### THE REQUEST
Set every record down verbatim and omit the pictures.

[start INFORMATION GIVEN]

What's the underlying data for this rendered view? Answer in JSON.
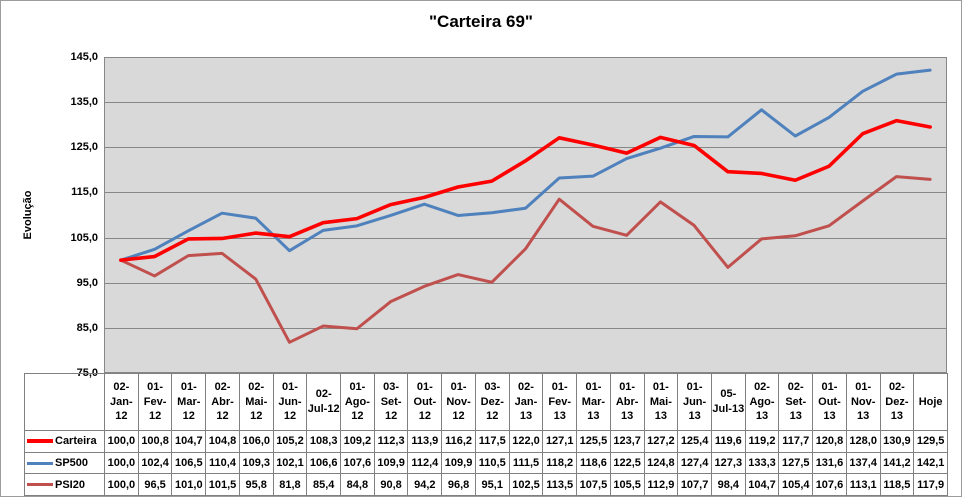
{
  "chart_data": {
    "type": "line",
    "title": "\"Carteira 69\"",
    "ylabel": "Evolução",
    "ylim": [
      75,
      145
    ],
    "ytick_step": 10,
    "decimal_separator": ",",
    "grid": "horizontal",
    "legend_position": "data-table-left",
    "categories": [
      "02-Jan-12",
      "01-Fev-12",
      "01-Mar-12",
      "02-Abr-12",
      "02-Mai-12",
      "01-Jun-12",
      "02-Jul-12",
      "01-Ago-12",
      "03-Set-12",
      "01-Out-12",
      "01-Nov-12",
      "03-Dez-12",
      "02-Jan-13",
      "01-Fev-13",
      "01-Mar-13",
      "01-Abr-13",
      "01-Mai-13",
      "01-Jun-13",
      "05-Jul-13",
      "02-Ago-13",
      "02-Set-13",
      "01-Out-13",
      "01-Nov-13",
      "02-Dez-13",
      "Hoje"
    ],
    "series": [
      {
        "name": "Carteira",
        "color": "#FF0000",
        "line_width": 3.6,
        "values": [
          100.0,
          100.8,
          104.7,
          104.8,
          106.0,
          105.2,
          108.3,
          109.2,
          112.3,
          113.9,
          116.2,
          117.5,
          122.0,
          127.1,
          125.5,
          123.7,
          127.2,
          125.4,
          119.6,
          119.2,
          117.7,
          120.8,
          128.0,
          130.9,
          129.5
        ]
      },
      {
        "name": "SP500",
        "color": "#4F81BD",
        "line_width": 3,
        "values": [
          100.0,
          102.4,
          106.5,
          110.4,
          109.3,
          102.1,
          106.6,
          107.6,
          109.9,
          112.4,
          109.9,
          110.5,
          111.5,
          118.2,
          118.6,
          122.5,
          124.8,
          127.4,
          127.3,
          133.3,
          127.5,
          131.6,
          137.4,
          141.2,
          142.1
        ]
      },
      {
        "name": "PSI20",
        "color": "#C0504D",
        "line_width": 3,
        "values": [
          100.0,
          96.5,
          101.0,
          101.5,
          95.8,
          81.8,
          85.4,
          84.8,
          90.8,
          94.2,
          96.8,
          95.1,
          102.5,
          113.5,
          107.5,
          105.5,
          112.9,
          107.7,
          98.4,
          104.7,
          105.4,
          107.6,
          113.1,
          118.5,
          117.9
        ]
      }
    ]
  },
  "colors": {
    "plot_bg": "#D9D9D9",
    "gridline": "#878787",
    "chart_border": "#9C9C9C",
    "table_border": "#808080",
    "text": "#000000",
    "background": "#FFFFFF"
  }
}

[end INFORMATION GIVEN]

### TASK ANSWER
What's the underlying data for this rendered view? Answer in JSON.
{
  "chart_data": {
    "type": "line",
    "title": "\"Carteira 69\"",
    "ylabel": "Evolução",
    "ylim": [
      75,
      145
    ],
    "ytick_step": 10,
    "decimal_separator": ",",
    "grid": "horizontal",
    "legend_position": "data-table-left",
    "categories": [
      "02-Jan-12",
      "01-Fev-12",
      "01-Mar-12",
      "02-Abr-12",
      "02-Mai-12",
      "01-Jun-12",
      "02-Jul-12",
      "01-Ago-12",
      "03-Set-12",
      "01-Out-12",
      "01-Nov-12",
      "03-Dez-12",
      "02-Jan-13",
      "01-Fev-13",
      "01-Mar-13",
      "01-Abr-13",
      "01-Mai-13",
      "01-Jun-13",
      "05-Jul-13",
      "02-Ago-13",
      "02-Set-13",
      "01-Out-13",
      "01-Nov-13",
      "02-Dez-13",
      "Hoje"
    ],
    "series": [
      {
        "name": "Carteira",
        "color": "#FF0000",
        "line_width": 3.6,
        "values": [
          100.0,
          100.8,
          104.7,
          104.8,
          106.0,
          105.2,
          108.3,
          109.2,
          112.3,
          113.9,
          116.2,
          117.5,
          122.0,
          127.1,
          125.5,
          123.7,
          127.2,
          125.4,
          119.6,
          119.2,
          117.7,
          120.8,
          128.0,
          130.9,
          129.5
        ]
      },
      {
        "name": "SP500",
        "color": "#4F81BD",
        "line_width": 3,
        "values": [
          100.0,
          102.4,
          106.5,
          110.4,
          109.3,
          102.1,
          106.6,
          107.6,
          109.9,
          112.4,
          109.9,
          110.5,
          111.5,
          118.2,
          118.6,
          122.5,
          124.8,
          127.4,
          127.3,
          133.3,
          127.5,
          131.6,
          137.4,
          141.2,
          142.1
        ]
      },
      {
        "name": "PSI20",
        "color": "#C0504D",
        "line_width": 3,
        "values": [
          100.0,
          96.5,
          101.0,
          101.5,
          95.8,
          81.8,
          85.4,
          84.8,
          90.8,
          94.2,
          96.8,
          95.1,
          102.5,
          113.5,
          107.5,
          105.5,
          112.9,
          107.7,
          98.4,
          104.7,
          105.4,
          107.6,
          113.1,
          118.5,
          117.9
        ]
      }
    ]
  },
  "colors": {
    "plot_bg": "#D9D9D9",
    "gridline": "#878787",
    "chart_border": "#9C9C9C",
    "table_border": "#808080",
    "text": "#000000",
    "background": "#FFFFFF"
  }
}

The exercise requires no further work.